§ What you have to do:
Omit the images. Copy each entry word for word.

Collection entries
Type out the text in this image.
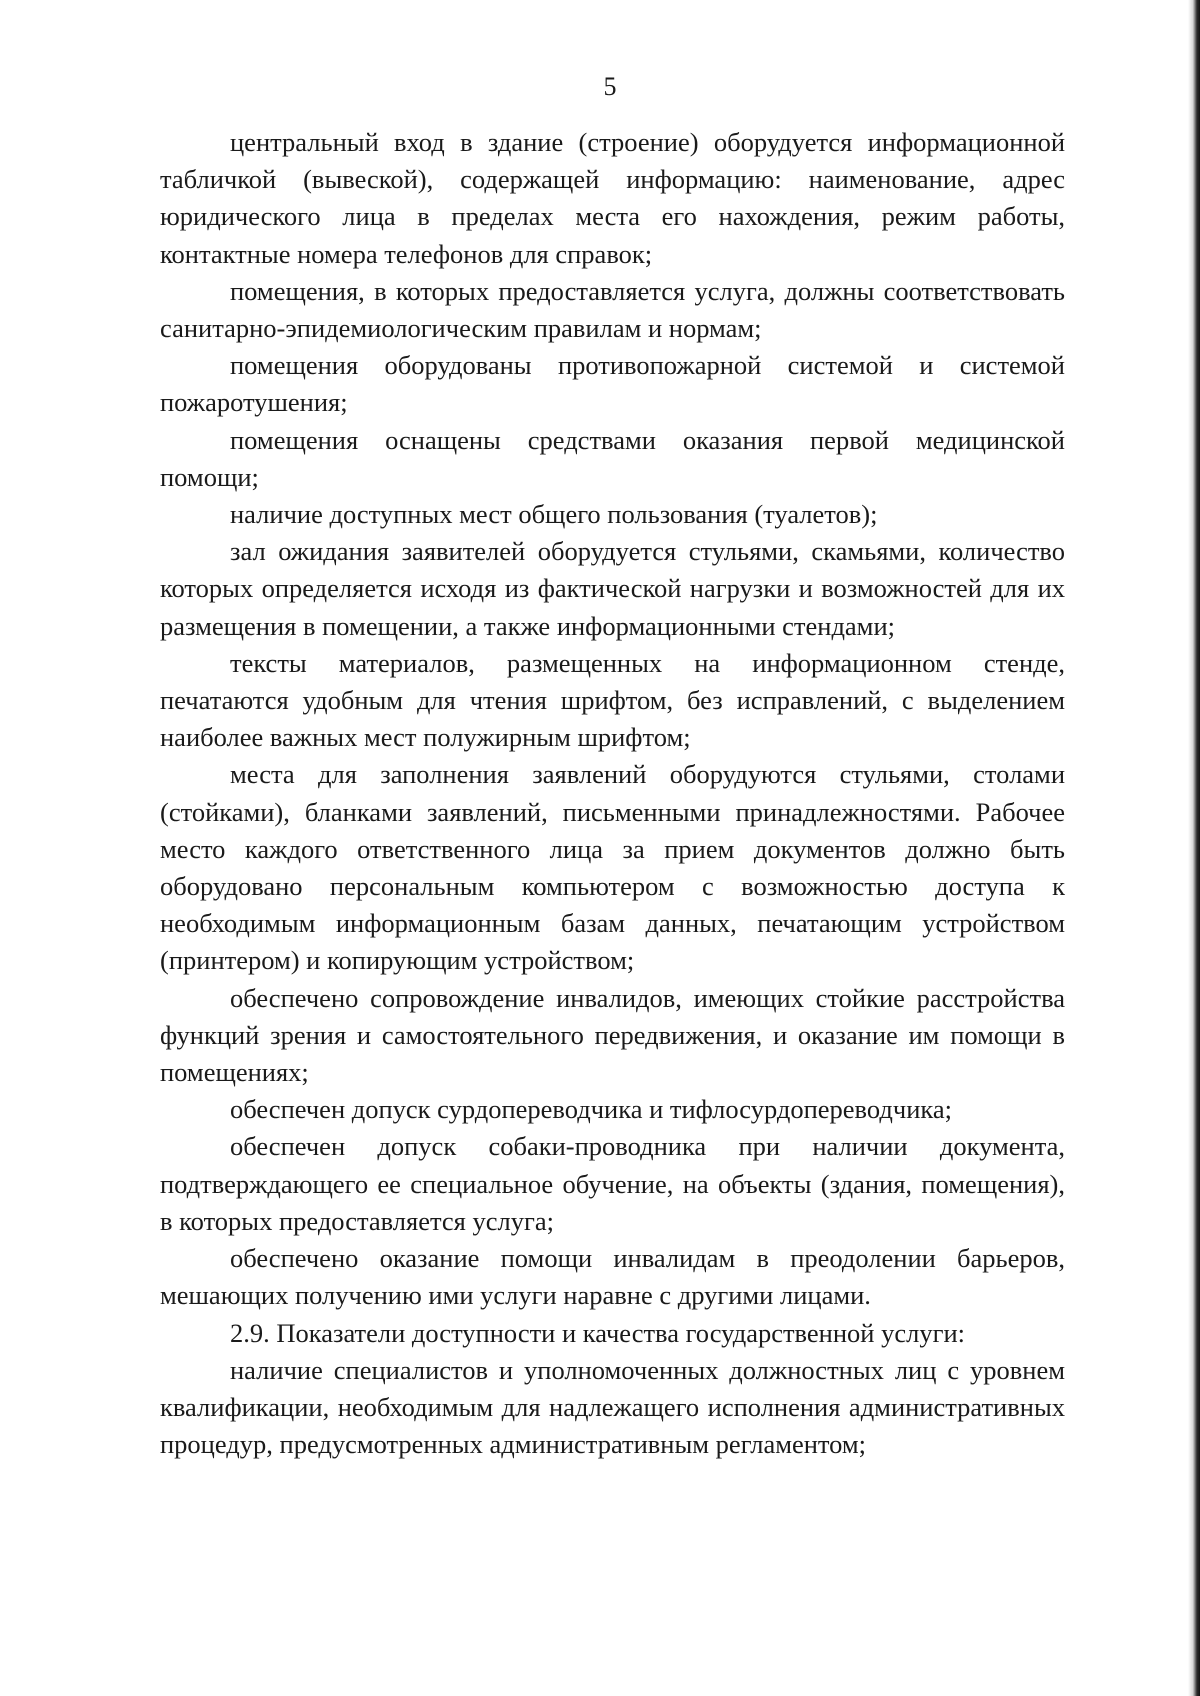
5

центральный вход в здание (строение) оборудуется информационной табличкой (вывеской), содержащей информацию: наименование, адрес юридического лица в пределах места его нахождения, режим работы, контактные номера телефонов для справок;

помещения, в которых предоставляется услуга, должны соответствовать санитарно-эпидемиологическим правилам и нормам;

помещения оборудованы противопожарной системой и системой пожаротушения;

помещения оснащены средствами оказания первой медицинской помощи;

наличие доступных мест общего пользования (туалетов);

зал ожидания заявителей оборудуется стульями, скамьями, количество которых определяется исходя из фактической нагрузки и возможностей для их размещения в помещении, а также информационными стендами;

тексты материалов, размещенных на информационном стенде, печатаются удобным для чтения шрифтом, без исправлений, с выделением наиболее важных мест полужирным шрифтом;

места для заполнения заявлений оборудуются стульями, столами (стойками), бланками заявлений, письменными принадлежностями. Рабочее место каждого ответственного лица за прием документов должно быть оборудовано персональным компьютером с возможностью доступа к необходимым информационным базам данных, печатающим устройством (принтером) и копирующим устройством;

обеспечено сопровождение инвалидов, имеющих стойкие расстройства функций зрения и самостоятельного передвижения, и оказание им помощи в помещениях;

обеспечен допуск сурдопереводчика и тифлосурдопереводчика;

обеспечен допуск собаки-проводника при наличии документа, подтверждающего ее специальное обучение, на объекты (здания, помещения), в которых предоставляется услуга;

обеспечено оказание помощи инвалидам в преодолении барьеров, мешающих получению ими услуги наравне с другими лицами.

2.9. Показатели доступности и качества государственной услуги:

наличие специалистов и уполномоченных должностных лиц с уровнем квалификации, необходимым для надлежащего исполнения административных процедур, предусмотренных административным регламентом;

§ Result of this task:
Type out the text in this image.
5

центральный вход в здание (строение) оборудуется информационной табличкой (вывеской), содержащей информацию: наименование, адрес юридического лица в пределах места его нахождения, режим работы, контактные номера телефонов для справок;

помещения, в которых предоставляется услуга, должны соответствовать санитарно-эпидемиологическим правилам и нормам;

помещения оборудованы противопожарной системой и системой пожаротушения;

помещения оснащены средствами оказания первой медицинской помощи;

наличие доступных мест общего пользования (туалетов);

зал ожидания заявителей оборудуется стульями, скамьями, количество которых определяется исходя из фактической нагрузки и возможностей для их размещения в помещении, а также информационными стендами;

тексты материалов, размещенных на информационном стенде, печатаются удобным для чтения шрифтом, без исправлений, с выделением наиболее важных мест полужирным шрифтом;

места для заполнения заявлений оборудуются стульями, столами (стойками), бланками заявлений, письменными принадлежностями. Рабочее место каждого ответственного лица за прием документов должно быть оборудовано персональным компьютером с возможностью доступа к необходимым информационным базам данных, печатающим устройством (принтером) и копирующим устройством;

обеспечено сопровождение инвалидов, имеющих стойкие расстройства функций зрения и самостоятельного передвижения, и оказание им помощи в помещениях;

обеспечен допуск сурдопереводчика и тифлосурдопереводчика;

обеспечен допуск собаки-проводника при наличии документа, подтверждающего ее специальное обучение, на объекты (здания, помещения), в которых предоставляется услуга;

обеспечено оказание помощи инвалидам в преодолении барьеров, мешающих получению ими услуги наравне с другими лицами.

2.9. Показатели доступности и качества государственной услуги:

наличие специалистов и уполномоченных должностных лиц с уровнем квалификации, необходимым для надлежащего исполнения административных процедур, предусмотренных административным регламентом;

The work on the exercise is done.